◆ Problem details ◆
What is the number of lines containing "rooms"? Give only that number.

◆ Records supplied ◆
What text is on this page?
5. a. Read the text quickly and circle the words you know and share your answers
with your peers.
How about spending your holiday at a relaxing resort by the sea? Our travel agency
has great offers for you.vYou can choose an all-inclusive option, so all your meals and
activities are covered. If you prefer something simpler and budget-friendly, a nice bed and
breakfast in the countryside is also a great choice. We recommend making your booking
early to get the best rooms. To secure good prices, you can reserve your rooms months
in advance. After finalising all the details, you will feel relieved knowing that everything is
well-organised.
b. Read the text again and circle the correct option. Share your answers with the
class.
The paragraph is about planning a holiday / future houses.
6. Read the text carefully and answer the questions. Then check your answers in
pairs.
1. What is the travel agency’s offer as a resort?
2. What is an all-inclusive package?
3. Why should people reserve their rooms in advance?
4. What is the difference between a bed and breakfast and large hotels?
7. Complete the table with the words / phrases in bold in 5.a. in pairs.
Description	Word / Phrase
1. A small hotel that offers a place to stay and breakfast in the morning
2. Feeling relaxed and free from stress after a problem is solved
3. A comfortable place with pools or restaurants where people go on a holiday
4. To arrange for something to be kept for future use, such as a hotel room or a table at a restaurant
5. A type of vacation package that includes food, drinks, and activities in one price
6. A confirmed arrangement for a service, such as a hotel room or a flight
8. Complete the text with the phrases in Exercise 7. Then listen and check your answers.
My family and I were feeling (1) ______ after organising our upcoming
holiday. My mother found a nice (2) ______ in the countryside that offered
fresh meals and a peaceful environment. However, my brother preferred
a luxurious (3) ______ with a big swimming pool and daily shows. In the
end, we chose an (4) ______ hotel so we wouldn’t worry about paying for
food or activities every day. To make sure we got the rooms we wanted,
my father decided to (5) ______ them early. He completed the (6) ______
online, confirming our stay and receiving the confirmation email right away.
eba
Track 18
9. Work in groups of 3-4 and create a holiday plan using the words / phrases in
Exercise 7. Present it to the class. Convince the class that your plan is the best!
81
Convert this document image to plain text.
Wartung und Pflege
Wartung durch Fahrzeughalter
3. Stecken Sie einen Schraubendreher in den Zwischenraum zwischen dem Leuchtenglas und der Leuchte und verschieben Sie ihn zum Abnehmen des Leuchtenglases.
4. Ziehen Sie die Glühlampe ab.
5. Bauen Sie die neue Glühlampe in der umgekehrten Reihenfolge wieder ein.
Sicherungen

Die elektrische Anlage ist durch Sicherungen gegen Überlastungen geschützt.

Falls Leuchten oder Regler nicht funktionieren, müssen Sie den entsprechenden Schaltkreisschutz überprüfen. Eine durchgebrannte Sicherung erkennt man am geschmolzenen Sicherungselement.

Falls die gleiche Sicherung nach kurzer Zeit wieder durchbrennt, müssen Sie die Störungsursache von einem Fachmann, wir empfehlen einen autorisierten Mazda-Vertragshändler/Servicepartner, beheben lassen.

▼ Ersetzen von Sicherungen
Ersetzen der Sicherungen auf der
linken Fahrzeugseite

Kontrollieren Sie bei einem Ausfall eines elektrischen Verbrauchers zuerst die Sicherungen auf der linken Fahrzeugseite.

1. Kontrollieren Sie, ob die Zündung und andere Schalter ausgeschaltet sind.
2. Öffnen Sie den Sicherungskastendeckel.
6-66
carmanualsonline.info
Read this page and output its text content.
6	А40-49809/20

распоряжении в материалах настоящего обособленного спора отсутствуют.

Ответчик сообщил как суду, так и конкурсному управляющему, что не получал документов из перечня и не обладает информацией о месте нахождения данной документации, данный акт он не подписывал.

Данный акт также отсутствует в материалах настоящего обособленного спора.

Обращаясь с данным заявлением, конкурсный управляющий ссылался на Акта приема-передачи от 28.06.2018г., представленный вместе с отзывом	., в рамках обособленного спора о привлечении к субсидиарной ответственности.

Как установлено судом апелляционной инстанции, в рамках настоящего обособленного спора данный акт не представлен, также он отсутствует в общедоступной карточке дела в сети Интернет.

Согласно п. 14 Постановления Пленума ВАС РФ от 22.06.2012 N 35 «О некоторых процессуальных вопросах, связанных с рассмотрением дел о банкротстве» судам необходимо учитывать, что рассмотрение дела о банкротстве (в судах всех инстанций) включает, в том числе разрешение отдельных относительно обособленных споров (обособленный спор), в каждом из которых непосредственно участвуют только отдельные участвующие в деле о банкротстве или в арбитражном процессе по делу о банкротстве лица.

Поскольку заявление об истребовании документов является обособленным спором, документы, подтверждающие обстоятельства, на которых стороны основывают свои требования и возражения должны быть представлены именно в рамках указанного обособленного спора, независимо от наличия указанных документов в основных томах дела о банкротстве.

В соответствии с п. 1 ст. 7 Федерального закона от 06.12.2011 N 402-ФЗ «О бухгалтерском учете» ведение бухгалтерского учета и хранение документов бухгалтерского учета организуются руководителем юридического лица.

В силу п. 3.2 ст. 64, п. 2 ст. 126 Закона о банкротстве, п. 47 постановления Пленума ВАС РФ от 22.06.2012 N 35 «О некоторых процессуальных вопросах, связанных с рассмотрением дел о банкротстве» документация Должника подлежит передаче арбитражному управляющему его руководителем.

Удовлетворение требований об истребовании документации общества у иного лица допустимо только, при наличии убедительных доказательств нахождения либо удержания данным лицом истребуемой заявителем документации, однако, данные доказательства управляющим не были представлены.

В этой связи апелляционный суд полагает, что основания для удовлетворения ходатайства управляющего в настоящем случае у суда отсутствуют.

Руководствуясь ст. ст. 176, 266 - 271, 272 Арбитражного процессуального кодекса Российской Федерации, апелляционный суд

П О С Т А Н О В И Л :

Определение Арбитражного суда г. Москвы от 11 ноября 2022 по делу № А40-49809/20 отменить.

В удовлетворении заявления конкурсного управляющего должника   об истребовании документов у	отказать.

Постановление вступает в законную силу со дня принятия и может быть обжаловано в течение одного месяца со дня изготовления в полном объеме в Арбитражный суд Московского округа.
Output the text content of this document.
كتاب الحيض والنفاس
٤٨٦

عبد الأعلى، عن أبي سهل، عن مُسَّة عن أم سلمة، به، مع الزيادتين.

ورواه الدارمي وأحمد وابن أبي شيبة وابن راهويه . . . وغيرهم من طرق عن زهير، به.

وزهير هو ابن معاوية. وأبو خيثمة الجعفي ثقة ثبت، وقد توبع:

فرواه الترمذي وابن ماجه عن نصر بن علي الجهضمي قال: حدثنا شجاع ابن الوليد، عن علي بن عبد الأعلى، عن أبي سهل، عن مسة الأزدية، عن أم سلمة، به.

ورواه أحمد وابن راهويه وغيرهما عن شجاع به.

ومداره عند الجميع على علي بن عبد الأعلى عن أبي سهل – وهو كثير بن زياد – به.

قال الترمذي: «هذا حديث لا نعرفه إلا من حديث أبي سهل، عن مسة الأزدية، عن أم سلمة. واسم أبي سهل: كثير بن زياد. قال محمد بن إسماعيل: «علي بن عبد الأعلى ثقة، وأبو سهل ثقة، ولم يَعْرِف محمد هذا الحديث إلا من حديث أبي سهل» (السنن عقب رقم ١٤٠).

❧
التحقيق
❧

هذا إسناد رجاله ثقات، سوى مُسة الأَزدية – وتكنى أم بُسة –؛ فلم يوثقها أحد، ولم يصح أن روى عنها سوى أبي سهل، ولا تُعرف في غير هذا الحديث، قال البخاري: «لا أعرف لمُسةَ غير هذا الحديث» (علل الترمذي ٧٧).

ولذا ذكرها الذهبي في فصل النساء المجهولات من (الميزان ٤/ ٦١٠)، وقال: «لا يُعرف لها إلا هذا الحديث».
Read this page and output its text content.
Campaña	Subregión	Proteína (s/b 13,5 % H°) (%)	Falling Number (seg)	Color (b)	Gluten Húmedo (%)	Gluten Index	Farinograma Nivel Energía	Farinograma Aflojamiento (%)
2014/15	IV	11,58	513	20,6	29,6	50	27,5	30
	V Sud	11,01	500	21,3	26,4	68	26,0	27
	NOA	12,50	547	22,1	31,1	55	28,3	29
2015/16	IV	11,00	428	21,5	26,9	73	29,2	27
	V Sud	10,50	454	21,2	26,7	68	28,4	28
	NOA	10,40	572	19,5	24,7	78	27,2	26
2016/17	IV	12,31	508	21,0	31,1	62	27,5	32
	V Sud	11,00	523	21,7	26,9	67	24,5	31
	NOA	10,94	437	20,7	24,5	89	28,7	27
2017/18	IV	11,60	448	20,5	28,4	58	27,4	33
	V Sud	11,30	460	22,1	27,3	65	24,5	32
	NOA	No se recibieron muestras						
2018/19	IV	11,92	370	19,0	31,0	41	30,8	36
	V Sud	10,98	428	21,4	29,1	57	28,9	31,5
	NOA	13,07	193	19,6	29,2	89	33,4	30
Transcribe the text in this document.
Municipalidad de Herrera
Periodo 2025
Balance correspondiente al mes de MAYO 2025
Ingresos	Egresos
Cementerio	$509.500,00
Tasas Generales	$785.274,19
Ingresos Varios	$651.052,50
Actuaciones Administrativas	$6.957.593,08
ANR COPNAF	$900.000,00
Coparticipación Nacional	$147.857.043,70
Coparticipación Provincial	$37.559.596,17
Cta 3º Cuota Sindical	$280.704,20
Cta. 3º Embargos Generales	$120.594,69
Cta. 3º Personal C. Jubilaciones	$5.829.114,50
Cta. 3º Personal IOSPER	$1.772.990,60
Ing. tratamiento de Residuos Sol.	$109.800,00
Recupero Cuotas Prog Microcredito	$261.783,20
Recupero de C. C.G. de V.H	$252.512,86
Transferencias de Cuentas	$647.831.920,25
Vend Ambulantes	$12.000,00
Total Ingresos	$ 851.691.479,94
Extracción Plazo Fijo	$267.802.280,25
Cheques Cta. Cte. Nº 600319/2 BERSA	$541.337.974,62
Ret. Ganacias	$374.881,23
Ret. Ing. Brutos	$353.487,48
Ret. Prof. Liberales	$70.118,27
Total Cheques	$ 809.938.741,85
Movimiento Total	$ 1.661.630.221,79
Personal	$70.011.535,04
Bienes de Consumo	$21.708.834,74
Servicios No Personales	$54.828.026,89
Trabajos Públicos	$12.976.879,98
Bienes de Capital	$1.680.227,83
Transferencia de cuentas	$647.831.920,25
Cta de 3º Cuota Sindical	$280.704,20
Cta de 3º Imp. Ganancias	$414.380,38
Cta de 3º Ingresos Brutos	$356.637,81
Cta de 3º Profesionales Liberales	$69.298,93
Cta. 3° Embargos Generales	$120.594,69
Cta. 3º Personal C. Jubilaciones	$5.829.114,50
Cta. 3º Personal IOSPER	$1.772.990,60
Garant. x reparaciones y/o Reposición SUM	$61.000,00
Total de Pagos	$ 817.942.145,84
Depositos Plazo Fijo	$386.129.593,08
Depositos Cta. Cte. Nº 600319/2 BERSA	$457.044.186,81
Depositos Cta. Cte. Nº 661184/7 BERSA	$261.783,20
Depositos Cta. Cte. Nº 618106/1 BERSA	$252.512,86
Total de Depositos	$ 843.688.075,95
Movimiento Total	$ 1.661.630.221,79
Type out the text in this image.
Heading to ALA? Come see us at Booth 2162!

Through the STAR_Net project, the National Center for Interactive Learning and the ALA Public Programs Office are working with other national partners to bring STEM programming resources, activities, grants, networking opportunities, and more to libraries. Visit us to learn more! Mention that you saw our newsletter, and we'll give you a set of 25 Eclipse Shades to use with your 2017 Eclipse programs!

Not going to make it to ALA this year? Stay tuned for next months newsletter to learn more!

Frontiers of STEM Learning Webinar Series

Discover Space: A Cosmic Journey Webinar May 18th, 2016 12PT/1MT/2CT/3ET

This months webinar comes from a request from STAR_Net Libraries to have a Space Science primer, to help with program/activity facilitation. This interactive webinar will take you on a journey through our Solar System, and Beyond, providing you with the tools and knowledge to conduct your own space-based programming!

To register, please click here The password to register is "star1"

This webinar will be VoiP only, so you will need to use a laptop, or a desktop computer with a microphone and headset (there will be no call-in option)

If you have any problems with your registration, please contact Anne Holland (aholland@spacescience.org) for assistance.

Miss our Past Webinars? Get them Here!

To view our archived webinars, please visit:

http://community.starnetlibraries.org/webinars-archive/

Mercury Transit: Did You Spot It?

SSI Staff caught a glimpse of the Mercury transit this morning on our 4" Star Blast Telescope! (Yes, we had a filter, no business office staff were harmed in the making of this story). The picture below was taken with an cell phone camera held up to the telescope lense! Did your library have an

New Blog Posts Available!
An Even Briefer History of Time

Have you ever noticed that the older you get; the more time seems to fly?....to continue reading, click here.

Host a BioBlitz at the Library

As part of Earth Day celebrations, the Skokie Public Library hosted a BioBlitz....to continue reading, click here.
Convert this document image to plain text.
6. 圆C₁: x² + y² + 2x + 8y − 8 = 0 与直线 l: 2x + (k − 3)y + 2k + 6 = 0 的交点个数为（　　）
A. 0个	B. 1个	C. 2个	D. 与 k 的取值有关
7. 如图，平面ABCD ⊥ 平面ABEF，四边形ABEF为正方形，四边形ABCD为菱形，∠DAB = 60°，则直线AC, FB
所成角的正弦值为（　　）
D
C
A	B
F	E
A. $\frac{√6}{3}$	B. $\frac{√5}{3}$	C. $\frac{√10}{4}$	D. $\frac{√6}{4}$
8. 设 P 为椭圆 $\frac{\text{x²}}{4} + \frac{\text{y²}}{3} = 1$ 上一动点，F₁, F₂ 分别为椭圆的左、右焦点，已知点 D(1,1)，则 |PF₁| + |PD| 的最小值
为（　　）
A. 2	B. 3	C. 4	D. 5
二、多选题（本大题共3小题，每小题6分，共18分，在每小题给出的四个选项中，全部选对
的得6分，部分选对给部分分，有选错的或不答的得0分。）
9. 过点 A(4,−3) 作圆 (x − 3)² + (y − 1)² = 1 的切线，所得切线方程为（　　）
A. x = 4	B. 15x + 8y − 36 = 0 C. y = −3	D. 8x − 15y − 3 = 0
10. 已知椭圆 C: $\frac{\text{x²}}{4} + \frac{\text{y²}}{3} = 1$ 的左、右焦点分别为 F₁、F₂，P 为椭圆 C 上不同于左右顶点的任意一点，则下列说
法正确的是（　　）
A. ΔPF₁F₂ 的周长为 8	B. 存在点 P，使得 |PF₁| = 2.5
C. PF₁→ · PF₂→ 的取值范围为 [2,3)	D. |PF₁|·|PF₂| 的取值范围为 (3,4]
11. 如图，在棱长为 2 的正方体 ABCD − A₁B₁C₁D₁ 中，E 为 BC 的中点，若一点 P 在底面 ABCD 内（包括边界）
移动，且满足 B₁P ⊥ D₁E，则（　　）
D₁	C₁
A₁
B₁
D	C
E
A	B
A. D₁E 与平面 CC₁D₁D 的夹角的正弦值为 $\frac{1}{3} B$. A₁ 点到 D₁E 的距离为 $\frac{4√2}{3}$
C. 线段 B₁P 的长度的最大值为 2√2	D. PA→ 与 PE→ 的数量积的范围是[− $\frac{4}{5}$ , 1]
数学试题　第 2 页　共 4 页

◆ Task response ◆
3